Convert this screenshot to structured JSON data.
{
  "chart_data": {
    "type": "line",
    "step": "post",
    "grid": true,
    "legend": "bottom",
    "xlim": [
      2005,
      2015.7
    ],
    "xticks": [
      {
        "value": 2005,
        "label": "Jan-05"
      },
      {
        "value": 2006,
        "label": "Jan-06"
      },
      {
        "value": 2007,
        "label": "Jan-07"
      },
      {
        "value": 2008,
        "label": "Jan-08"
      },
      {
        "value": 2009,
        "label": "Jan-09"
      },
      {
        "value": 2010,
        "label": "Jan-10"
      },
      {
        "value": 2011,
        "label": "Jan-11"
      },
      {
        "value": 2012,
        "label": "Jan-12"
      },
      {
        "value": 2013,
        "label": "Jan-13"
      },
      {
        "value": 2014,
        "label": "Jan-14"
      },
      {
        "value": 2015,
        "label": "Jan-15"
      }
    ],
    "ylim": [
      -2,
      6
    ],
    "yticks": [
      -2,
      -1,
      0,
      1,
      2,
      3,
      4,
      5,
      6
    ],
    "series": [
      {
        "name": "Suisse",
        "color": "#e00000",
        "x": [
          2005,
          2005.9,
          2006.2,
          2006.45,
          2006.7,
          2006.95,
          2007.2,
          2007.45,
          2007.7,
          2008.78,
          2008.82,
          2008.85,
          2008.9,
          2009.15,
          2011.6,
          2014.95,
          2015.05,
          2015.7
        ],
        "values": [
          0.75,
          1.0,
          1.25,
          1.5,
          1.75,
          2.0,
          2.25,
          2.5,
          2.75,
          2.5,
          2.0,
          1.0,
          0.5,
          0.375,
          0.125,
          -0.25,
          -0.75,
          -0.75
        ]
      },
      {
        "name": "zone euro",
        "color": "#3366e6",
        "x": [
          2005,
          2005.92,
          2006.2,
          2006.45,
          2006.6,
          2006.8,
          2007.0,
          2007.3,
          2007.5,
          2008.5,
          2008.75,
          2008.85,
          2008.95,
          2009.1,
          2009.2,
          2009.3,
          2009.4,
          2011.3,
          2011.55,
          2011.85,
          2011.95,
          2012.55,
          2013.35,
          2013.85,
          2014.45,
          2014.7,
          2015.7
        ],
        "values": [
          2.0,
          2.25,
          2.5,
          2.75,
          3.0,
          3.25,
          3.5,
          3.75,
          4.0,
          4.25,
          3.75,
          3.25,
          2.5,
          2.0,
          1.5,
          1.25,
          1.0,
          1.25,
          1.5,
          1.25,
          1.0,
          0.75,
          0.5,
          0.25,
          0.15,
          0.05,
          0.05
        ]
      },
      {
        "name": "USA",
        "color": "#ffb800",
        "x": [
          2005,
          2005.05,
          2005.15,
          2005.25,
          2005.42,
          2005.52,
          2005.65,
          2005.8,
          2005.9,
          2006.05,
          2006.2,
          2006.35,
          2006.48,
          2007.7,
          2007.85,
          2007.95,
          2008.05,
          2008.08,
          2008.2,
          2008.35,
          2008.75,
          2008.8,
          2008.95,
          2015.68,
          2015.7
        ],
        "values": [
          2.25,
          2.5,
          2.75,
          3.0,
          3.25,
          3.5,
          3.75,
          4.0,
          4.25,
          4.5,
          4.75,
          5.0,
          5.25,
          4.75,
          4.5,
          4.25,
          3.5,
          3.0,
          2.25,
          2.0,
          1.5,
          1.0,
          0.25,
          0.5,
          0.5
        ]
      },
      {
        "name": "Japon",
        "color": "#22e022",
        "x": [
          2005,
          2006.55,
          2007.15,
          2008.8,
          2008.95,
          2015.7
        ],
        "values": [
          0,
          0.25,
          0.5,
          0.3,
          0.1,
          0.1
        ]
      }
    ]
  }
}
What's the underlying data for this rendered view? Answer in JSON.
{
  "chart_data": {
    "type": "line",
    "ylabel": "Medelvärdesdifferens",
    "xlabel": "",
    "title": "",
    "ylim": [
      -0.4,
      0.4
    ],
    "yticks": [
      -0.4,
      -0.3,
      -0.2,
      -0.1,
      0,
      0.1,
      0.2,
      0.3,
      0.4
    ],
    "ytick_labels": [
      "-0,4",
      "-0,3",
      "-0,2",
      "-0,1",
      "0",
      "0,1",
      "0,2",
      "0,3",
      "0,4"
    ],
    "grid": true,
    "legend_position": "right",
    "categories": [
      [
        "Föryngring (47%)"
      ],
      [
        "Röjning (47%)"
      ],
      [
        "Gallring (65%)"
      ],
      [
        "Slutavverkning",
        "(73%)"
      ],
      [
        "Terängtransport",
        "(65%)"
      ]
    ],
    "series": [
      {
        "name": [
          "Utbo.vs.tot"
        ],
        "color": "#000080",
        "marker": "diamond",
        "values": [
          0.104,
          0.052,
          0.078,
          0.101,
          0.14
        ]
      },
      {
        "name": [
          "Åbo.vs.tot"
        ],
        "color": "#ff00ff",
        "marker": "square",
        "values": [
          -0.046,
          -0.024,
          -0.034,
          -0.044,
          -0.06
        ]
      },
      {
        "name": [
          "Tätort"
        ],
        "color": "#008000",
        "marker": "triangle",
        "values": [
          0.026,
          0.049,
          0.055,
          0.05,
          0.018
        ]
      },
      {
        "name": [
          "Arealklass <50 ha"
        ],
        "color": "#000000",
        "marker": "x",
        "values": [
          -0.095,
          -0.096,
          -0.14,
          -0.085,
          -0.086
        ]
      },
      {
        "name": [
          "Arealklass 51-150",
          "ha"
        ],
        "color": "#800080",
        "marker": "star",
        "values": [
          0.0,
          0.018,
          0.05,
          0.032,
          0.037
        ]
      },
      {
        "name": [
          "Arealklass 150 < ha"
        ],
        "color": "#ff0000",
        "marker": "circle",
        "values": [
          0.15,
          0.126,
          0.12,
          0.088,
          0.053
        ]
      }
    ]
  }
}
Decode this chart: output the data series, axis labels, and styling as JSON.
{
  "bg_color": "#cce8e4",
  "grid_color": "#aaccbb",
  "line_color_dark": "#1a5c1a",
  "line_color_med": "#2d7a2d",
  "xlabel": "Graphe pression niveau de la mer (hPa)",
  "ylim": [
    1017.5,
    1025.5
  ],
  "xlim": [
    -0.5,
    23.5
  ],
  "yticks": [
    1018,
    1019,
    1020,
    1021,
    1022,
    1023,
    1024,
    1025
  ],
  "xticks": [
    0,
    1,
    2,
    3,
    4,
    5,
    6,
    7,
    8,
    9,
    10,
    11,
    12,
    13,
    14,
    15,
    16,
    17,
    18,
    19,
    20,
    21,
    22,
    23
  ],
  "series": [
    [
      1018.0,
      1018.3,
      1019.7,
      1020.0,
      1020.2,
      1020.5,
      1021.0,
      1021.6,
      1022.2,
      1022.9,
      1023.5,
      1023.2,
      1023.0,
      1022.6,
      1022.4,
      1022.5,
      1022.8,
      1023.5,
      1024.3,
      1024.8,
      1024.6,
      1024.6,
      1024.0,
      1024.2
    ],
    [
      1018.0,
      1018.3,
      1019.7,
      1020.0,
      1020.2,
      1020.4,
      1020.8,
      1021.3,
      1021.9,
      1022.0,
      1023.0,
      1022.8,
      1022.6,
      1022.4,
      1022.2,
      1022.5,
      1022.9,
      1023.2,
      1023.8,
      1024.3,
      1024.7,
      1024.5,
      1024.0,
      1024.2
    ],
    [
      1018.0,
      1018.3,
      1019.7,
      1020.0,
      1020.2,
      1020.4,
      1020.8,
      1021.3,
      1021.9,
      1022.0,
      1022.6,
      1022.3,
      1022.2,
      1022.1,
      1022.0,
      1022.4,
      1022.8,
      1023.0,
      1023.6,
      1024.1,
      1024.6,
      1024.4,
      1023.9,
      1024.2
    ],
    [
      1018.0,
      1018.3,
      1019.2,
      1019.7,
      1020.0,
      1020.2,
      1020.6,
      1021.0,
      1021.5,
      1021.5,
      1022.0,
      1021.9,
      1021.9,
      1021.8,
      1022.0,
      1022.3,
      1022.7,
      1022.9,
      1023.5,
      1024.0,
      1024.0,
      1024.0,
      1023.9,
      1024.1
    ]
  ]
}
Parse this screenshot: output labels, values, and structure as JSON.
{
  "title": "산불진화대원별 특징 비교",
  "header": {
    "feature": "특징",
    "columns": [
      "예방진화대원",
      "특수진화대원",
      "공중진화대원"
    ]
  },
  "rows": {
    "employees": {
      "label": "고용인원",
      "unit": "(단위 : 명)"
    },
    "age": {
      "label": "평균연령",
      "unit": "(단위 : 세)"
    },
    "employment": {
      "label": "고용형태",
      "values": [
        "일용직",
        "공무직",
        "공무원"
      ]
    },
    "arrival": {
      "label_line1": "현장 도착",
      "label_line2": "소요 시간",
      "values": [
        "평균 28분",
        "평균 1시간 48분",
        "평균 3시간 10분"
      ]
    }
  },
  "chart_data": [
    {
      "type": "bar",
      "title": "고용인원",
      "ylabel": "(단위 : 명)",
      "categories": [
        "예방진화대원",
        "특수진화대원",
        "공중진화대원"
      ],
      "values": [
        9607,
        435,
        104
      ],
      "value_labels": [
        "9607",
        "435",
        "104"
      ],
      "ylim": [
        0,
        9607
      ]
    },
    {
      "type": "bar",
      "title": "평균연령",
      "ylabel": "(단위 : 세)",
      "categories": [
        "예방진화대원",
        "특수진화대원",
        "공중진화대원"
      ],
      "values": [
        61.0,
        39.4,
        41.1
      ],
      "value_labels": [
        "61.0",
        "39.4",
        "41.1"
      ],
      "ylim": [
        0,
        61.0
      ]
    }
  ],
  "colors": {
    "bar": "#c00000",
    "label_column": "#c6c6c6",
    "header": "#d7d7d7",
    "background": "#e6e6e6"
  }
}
= = = = = = =
### Problem description
Look through the data above. Find each line with the string "screenshot" and copy it.

### Written answer
Convert this screenshot to structured JSON data.
Parse this screenshot: output labels, values, and structure as JSON.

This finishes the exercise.